* [Questions on the material]:
[1] In the post about the lost book, extract the passage from "On the 14th" up to and including "I writ­ing this now?".
[2] In the post about the lost book, which book was mislaid in London?
[3] Condense the paragraph of the post about the lost book that opens with "But why? It's not about losing" into a shorter version that keeps its main facts.

[[ Excerpt provided, beginning ]]

On the 14th August I trav­elled from Cardiff to Lon­don on the first leg of my jour­ney to Dijon. Once in Lon­don I mis­laid a book of mine: The Red Queen: Sex and the Evo­lu­tion of Human Nature by Matt Rid­ley — one of the most enthralling pieces of non-fiction I’ve read in a long time. I prob­a­bly left this book on the coach I trav­elled on dur­ing the short jour­ney between the two cities.

But why am I writ­ing this now?

After read­ing about Mike Mitchell’s recently received, unex­pected and improb­a­ble par­cel, I am a renewed believer in the phil­an­thropic mind, and am now hop­ing that the per­son who even­tu­ally found my book didn’t hand it to Lost Prop­erty because they’re read­ing The Red Queen before attempt­ing to find the orig­i­nal owner.

Well that ‘orig­i­nal owner’ is me, and I hope you enjoyed the book. (I can hope, right?)

But why? It’s not about los­ing a mate­r­ial pos­ses­sion or the fact that I only had two chap­ters left to read. It’s that through­out the pages of the book were my notes: those pro­found quotes, the con­cepts I wanted to study fur­ther, the words or sen­tences I wanted to copy down: they’re gone now. Gone until I read the book again. That is why I hope it finds its way back to me.

Of course, it will also pain me ever-so-slightly to re-purchase an already read book instead of a new, undis­cov­ered one. How­ever, as Woo Lai Wah said to Mike Mitchell, “unfor­tu­nately, ascend­ing spir­i­tu­al­ity is expensive”.

[[ Excerpt provided, end ]]
[[ Data section, beginning ]]

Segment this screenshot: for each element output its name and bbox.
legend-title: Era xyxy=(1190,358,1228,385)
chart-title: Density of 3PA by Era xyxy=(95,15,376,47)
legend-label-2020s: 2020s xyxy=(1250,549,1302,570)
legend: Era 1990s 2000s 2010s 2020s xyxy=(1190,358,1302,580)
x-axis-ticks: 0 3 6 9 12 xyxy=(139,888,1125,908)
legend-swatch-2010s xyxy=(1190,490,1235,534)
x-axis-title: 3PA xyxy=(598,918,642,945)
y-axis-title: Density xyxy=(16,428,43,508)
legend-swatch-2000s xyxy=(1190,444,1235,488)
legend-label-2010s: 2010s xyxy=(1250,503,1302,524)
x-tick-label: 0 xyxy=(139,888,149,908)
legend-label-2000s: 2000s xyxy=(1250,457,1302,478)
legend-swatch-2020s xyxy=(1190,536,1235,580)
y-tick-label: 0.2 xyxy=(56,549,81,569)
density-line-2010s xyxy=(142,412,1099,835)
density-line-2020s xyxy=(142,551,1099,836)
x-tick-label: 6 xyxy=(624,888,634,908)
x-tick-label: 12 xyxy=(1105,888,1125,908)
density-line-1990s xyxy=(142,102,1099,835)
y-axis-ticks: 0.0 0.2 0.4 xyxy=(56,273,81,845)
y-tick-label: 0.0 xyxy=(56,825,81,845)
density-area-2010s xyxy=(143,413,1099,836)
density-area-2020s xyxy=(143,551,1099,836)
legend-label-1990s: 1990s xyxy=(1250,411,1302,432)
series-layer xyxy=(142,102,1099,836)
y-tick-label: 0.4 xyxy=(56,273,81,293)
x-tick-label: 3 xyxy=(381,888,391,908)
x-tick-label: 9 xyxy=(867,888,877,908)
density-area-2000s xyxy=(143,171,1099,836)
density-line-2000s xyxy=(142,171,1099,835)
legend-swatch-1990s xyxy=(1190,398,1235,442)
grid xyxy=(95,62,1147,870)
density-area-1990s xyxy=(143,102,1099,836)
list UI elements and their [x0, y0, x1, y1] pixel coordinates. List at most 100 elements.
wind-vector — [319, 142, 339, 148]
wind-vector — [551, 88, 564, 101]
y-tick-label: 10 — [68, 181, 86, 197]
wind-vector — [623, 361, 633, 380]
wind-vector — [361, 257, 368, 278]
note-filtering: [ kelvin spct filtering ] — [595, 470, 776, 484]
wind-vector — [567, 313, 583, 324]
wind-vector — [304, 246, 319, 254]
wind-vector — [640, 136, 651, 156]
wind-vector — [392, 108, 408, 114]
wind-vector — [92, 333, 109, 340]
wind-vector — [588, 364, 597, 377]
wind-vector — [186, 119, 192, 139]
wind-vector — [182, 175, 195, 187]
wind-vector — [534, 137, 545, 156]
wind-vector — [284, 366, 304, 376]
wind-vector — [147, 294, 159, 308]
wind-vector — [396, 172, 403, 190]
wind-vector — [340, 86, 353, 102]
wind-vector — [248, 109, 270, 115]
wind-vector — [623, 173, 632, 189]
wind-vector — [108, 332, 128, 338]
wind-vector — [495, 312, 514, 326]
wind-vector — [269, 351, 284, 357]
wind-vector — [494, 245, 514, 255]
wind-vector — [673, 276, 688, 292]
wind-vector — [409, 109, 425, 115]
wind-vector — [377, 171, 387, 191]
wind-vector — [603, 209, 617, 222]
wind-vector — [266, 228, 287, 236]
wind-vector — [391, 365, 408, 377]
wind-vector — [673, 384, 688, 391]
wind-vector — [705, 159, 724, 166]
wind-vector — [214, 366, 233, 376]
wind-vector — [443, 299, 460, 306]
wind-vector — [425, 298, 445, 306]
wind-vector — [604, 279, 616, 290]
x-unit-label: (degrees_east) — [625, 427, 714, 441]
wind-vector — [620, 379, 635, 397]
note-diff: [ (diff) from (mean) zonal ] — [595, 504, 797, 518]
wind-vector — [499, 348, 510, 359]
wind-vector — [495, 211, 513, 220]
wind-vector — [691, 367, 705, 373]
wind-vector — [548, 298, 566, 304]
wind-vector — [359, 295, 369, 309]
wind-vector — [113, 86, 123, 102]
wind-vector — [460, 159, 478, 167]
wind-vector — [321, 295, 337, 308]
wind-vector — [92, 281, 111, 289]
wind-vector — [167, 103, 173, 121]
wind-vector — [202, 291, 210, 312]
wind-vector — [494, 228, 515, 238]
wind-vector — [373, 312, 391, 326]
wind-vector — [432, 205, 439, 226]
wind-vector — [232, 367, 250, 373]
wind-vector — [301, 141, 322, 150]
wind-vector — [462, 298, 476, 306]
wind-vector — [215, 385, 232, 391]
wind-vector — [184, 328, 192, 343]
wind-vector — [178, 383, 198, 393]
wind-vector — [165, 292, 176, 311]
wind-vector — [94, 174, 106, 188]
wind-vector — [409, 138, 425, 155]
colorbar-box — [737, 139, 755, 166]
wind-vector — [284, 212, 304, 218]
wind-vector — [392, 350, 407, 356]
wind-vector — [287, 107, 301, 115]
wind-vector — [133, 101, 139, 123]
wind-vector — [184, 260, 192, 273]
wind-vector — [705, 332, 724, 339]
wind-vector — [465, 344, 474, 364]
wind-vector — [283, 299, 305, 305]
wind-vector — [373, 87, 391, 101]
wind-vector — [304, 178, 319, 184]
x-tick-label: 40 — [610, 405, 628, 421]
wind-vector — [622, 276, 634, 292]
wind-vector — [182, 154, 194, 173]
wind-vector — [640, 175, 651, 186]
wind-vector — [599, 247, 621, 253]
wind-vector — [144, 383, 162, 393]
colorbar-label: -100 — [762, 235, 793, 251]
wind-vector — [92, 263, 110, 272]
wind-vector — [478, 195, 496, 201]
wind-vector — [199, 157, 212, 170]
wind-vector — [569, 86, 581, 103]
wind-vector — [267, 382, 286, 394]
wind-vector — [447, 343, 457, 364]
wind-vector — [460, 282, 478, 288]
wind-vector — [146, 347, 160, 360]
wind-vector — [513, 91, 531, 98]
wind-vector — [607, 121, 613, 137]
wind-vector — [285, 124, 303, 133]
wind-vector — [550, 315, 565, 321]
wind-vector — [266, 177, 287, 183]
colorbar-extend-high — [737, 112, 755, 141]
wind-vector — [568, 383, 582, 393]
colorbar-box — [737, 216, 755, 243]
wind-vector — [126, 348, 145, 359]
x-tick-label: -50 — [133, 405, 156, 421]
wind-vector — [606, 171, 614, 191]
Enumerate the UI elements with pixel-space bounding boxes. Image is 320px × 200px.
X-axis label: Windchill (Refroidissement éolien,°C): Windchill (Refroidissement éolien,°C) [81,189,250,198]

[[ Data section, end ]]

* [Outputs for the tasks]:
[1]
On the 14th August I trav­elled from Cardiff to Lon­don on the first leg of my jour­ney to Dijon. Once in Lon­don I mis­laid a book of mine: The Red Queen: Sex and the Evo­lu­tion of Human Nature by Matt Rid­ley — one of the most enthralling pieces of non-fiction I’ve read in a long time. I prob­a­bly left this book on the coach I trav­elled on dur­ing the short jour­ney between the two cities.

But why am I writ­ing this now?

[2] The Red Queen: Sex and the Evolution of Human Nature by Matt Ridley.

[3] The loss isn't about the object itself or the two unread chapters. What matters is that the book held the writer's notes: profound quotes, concepts to study further, and words or sentences to copy down. Those are gone until the book is read again, which is why the writer hopes it comes back.